### MATERIAL SHOWN:
—————

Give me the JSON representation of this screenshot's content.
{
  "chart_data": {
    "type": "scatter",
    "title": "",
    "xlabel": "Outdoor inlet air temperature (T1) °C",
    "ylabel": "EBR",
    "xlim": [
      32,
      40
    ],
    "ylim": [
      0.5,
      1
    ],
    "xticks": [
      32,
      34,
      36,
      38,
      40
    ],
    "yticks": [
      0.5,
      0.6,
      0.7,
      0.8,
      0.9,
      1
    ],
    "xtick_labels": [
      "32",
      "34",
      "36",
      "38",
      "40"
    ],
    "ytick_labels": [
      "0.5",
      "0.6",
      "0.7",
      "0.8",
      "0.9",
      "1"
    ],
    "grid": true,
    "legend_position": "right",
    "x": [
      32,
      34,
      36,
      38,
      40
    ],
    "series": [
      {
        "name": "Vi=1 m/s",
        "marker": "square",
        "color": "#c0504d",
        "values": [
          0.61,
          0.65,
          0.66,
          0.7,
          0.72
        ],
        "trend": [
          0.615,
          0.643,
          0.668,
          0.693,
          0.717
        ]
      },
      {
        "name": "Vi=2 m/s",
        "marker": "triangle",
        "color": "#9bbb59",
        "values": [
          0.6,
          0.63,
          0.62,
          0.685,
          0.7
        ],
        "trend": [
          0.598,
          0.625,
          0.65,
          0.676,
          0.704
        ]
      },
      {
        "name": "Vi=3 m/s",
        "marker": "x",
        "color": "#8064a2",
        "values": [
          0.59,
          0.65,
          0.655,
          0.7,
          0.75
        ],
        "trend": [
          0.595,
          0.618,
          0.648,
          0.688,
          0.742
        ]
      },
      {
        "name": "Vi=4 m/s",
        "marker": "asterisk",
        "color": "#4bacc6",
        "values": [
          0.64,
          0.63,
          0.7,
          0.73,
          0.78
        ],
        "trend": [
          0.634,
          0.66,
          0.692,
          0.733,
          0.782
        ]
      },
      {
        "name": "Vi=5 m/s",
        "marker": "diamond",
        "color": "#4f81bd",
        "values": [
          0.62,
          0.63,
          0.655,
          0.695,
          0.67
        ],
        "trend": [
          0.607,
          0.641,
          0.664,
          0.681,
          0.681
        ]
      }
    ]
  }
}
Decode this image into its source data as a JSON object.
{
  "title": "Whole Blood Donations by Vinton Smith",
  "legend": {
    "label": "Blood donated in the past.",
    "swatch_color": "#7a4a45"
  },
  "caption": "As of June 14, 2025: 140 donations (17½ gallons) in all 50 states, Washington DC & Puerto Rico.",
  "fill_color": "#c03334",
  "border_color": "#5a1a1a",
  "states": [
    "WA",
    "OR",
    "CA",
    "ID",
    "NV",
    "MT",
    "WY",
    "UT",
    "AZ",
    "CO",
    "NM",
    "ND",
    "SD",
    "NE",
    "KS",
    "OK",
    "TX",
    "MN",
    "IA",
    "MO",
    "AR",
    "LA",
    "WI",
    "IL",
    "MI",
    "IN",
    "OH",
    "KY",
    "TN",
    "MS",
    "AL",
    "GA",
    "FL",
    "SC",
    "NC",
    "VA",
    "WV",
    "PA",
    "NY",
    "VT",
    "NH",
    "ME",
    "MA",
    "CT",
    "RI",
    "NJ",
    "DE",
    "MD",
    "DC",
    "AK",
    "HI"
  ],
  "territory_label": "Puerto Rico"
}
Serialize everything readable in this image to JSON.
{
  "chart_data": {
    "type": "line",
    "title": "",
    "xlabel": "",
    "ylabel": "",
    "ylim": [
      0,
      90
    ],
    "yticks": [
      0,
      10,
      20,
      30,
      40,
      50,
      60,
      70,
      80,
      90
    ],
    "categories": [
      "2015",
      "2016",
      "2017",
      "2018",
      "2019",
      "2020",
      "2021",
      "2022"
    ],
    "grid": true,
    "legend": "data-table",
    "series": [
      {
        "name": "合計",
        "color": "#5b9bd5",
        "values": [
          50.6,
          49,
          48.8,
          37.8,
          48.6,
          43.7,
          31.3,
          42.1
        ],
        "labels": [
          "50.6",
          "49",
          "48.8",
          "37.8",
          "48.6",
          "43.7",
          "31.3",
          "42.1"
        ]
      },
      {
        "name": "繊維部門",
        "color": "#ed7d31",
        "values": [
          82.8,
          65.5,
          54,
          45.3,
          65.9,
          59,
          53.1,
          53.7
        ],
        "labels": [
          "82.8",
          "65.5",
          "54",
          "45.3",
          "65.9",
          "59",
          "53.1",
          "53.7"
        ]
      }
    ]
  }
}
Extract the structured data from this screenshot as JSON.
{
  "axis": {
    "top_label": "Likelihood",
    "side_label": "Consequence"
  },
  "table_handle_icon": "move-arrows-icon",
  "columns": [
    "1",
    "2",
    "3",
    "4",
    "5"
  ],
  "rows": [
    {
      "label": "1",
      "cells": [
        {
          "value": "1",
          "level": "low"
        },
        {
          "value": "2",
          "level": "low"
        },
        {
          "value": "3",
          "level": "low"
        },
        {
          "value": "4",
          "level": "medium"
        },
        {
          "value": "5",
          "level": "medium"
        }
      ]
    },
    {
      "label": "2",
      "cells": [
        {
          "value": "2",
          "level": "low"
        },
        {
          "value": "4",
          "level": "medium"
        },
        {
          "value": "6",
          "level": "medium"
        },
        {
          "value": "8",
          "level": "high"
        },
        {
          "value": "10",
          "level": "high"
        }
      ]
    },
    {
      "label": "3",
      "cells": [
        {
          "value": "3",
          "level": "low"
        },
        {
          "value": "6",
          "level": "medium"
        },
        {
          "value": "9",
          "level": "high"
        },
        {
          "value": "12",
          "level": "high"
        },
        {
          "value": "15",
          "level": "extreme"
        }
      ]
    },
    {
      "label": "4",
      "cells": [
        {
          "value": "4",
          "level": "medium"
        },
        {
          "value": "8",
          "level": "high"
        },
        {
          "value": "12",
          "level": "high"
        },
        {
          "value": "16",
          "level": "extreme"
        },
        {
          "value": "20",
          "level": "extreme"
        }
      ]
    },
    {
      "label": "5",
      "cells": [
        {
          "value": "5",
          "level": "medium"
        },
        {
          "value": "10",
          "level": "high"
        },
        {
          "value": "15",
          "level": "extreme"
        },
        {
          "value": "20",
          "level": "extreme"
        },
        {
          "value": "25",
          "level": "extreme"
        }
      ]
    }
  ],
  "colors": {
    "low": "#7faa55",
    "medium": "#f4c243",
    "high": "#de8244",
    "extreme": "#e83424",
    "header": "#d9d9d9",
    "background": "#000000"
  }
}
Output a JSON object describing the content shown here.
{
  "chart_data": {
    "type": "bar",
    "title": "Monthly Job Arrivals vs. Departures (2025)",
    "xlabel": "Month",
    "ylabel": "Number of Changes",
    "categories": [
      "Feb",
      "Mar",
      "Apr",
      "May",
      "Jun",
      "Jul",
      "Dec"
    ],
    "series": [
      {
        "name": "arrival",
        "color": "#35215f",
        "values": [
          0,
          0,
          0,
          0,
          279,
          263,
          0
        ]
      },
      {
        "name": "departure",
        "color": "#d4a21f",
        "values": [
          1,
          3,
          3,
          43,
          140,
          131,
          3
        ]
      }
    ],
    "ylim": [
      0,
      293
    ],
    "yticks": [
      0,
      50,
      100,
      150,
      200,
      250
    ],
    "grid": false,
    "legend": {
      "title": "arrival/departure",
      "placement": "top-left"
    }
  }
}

—————

### DO THIS:
The records above must be repeated exactly, every one of them.

### EXPECTED ANSWER:
Give me the JSON representation of this screenshot's content.
{
  "chart_data": {
    "type": "scatter",
    "title": "",
    "xlabel": "Outdoor inlet air temperature (T1) °C",
    "ylabel": "EBR",
    "xlim": [
      32,
      40
    ],
    "ylim": [
      0.5,
      1
    ],
    "xticks": [
      32,
      34,
      36,
      38,
      40
    ],
    "yticks": [
      0.5,
      0.6,
      0.7,
      0.8,
      0.9,
      1
    ],
    "xtick_labels": [
      "32",
      "34",
      "36",
      "38",
      "40"
    ],
    "ytick_labels": [
      "0.5",
      "0.6",
      "0.7",
      "0.8",
      "0.9",
      "1"
    ],
    "grid": true,
    "legend_position": "right",
    "x": [
      32,
      34,
      36,
      38,
      40
    ],
    "series": [
      {
        "name": "Vi=1 m/s",
        "marker": "square",
        "color": "#c0504d",
        "values": [
          0.61,
          0.65,
          0.66,
          0.7,
          0.72
        ],
        "trend": [
          0.615,
          0.643,
          0.668,
          0.693,
          0.717
        ]
      },
      {
        "name": "Vi=2 m/s",
        "marker": "triangle",
        "color": "#9bbb59",
        "values": [
          0.6,
          0.63,
          0.62,
          0.685,
          0.7
        ],
        "trend": [
          0.598,
          0.625,
          0.65,
          0.676,
          0.704
        ]
      },
      {
        "name": "Vi=3 m/s",
        "marker": "x",
        "color": "#8064a2",
        "values": [
          0.59,
          0.65,
          0.655,
          0.7,
          0.75
        ],
        "trend": [
          0.595,
          0.618,
          0.648,
          0.688,
          0.742
        ]
      },
      {
        "name": "Vi=4 m/s",
        "marker": "asterisk",
        "color": "#4bacc6",
        "values": [
          0.64,
          0.63,
          0.7,
          0.73,
          0.78
        ],
        "trend": [
          0.634,
          0.66,
          0.692,
          0.733,
          0.782
        ]
      },
      {
        "name": "Vi=5 m/s",
        "marker": "diamond",
        "color": "#4f81bd",
        "values": [
          0.62,
          0.63,
          0.655,
          0.695,
          0.67
        ],
        "trend": [
          0.607,
          0.641,
          0.664,
          0.681,
          0.681
        ]
      }
    ]
  }
}
Decode this image into its source data as a JSON object.
{
  "title": "Whole Blood Donations by Vinton Smith",
  "legend": {
    "label": "Blood donated in the past.",
    "swatch_color": "#7a4a45"
  },
  "caption": "As of June 14, 2025: 140 donations (17½ gallons) in all 50 states, Washington DC & Puerto Rico.",
  "fill_color": "#c03334",
  "border_color": "#5a1a1a",
  "states": [
    "WA",
    "OR",
    "CA",
    "ID",
    "NV",
    "MT",
    "WY",
    "UT",
    "AZ",
    "CO",
    "NM",
    "ND",
    "SD",
    "NE",
    "KS",
    "OK",
    "TX",
    "MN",
    "IA",
    "MO",
    "AR",
    "LA",
    "WI",
    "IL",
    "MI",
    "IN",
    "OH",
    "KY",
    "TN",
    "MS",
    "AL",
    "GA",
    "FL",
    "SC",
    "NC",
    "VA",
    "WV",
    "PA",
    "NY",
    "VT",
    "NH",
    "ME",
    "MA",
    "CT",
    "RI",
    "NJ",
    "DE",
    "MD",
    "DC",
    "AK",
    "HI"
  ],
  "territory_label": "Puerto Rico"
}
Serialize everything readable in this image to JSON.
{
  "chart_data": {
    "type": "line",
    "title": "",
    "xlabel": "",
    "ylabel": "",
    "ylim": [
      0,
      90
    ],
    "yticks": [
      0,
      10,
      20,
      30,
      40,
      50,
      60,
      70,
      80,
      90
    ],
    "categories": [
      "2015",
      "2016",
      "2017",
      "2018",
      "2019",
      "2020",
      "2021",
      "2022"
    ],
    "grid": true,
    "legend": "data-table",
    "series": [
      {
        "name": "合計",
        "color": "#5b9bd5",
        "values": [
          50.6,
          49,
          48.8,
          37.8,
          48.6,
          43.7,
          31.3,
          42.1
        ],
        "labels": [
          "50.6",
          "49",
          "48.8",
          "37.8",
          "48.6",
          "43.7",
          "31.3",
          "42.1"
        ]
      },
      {
        "name": "繊維部門",
        "color": "#ed7d31",
        "values": [
          82.8,
          65.5,
          54,
          45.3,
          65.9,
          59,
          53.1,
          53.7
        ],
        "labels": [
          "82.8",
          "65.5",
          "54",
          "45.3",
          "65.9",
          "59",
          "53.1",
          "53.7"
        ]
      }
    ]
  }
}
Extract the structured data from this screenshot as JSON.
{
  "axis": {
    "top_label": "Likelihood",
    "side_label": "Consequence"
  },
  "table_handle_icon": "move-arrows-icon",
  "columns": [
    "1",
    "2",
    "3",
    "4",
    "5"
  ],
  "rows": [
    {
      "label": "1",
      "cells": [
        {
          "value": "1",
          "level": "low"
        },
        {
          "value": "2",
          "level": "low"
        },
        {
          "value": "3",
          "level": "low"
        },
        {
          "value": "4",
          "level": "medium"
        },
        {
          "value": "5",
          "level": "medium"
        }
      ]
    },
    {
      "label": "2",
      "cells": [
        {
          "value": "2",
          "level": "low"
        },
        {
          "value": "4",
          "level": "medium"
        },
        {
          "value": "6",
          "level": "medium"
        },
        {
          "value": "8",
          "level": "high"
        },
        {
          "value": "10",
          "level": "high"
        }
      ]
    },
    {
      "label": "3",
      "cells": [
        {
          "value": "3",
          "level": "low"
        },
        {
          "value": "6",
          "level": "medium"
        },
        {
          "value": "9",
          "level": "high"
        },
        {
          "value": "12",
          "level": "high"
        },
        {
          "value": "15",
          "level": "extreme"
        }
      ]
    },
    {
      "label": "4",
      "cells": [
        {
          "value": "4",
          "level": "medium"
        },
        {
          "value": "8",
          "level": "high"
        },
        {
          "value": "12",
          "level": "high"
        },
        {
          "value": "16",
          "level": "extreme"
        },
        {
          "value": "20",
          "level": "extreme"
        }
      ]
    },
    {
      "label": "5",
      "cells": [
        {
          "value": "5",
          "level": "medium"
        },
        {
          "value": "10",
          "level": "high"
        },
        {
          "value": "15",
          "level": "extreme"
        },
        {
          "value": "20",
          "level": "extreme"
        },
        {
          "value": "25",
          "level": "extreme"
        }
      ]
    }
  ],
  "colors": {
    "low": "#7faa55",
    "medium": "#f4c243",
    "high": "#de8244",
    "extreme": "#e83424",
    "header": "#d9d9d9",
    "background": "#000000"
  }
}
Output a JSON object describing the content shown here.
{
  "chart_data": {
    "type": "bar",
    "title": "Monthly Job Arrivals vs. Departures (2025)",
    "xlabel": "Month",
    "ylabel": "Number of Changes",
    "categories": [
      "Feb",
      "Mar",
      "Apr",
      "May",
      "Jun",
      "Jul",
      "Dec"
    ],
    "series": [
      {
        "name": "arrival",
        "color": "#35215f",
        "values": [
          0,
          0,
          0,
          0,
          279,
          263,
          0
        ]
      },
      {
        "name": "departure",
        "color": "#d4a21f",
        "values": [
          1,
          3,
          3,
          43,
          140,
          131,
          3
        ]
      }
    ],
    "ylim": [
      0,
      293
    ],
    "yticks": [
      0,
      50,
      100,
      150,
      200,
      250
    ],
    "grid": false,
    "legend": {
      "title": "arrival/departure",
      "placement": "top-left"
    }
  }
}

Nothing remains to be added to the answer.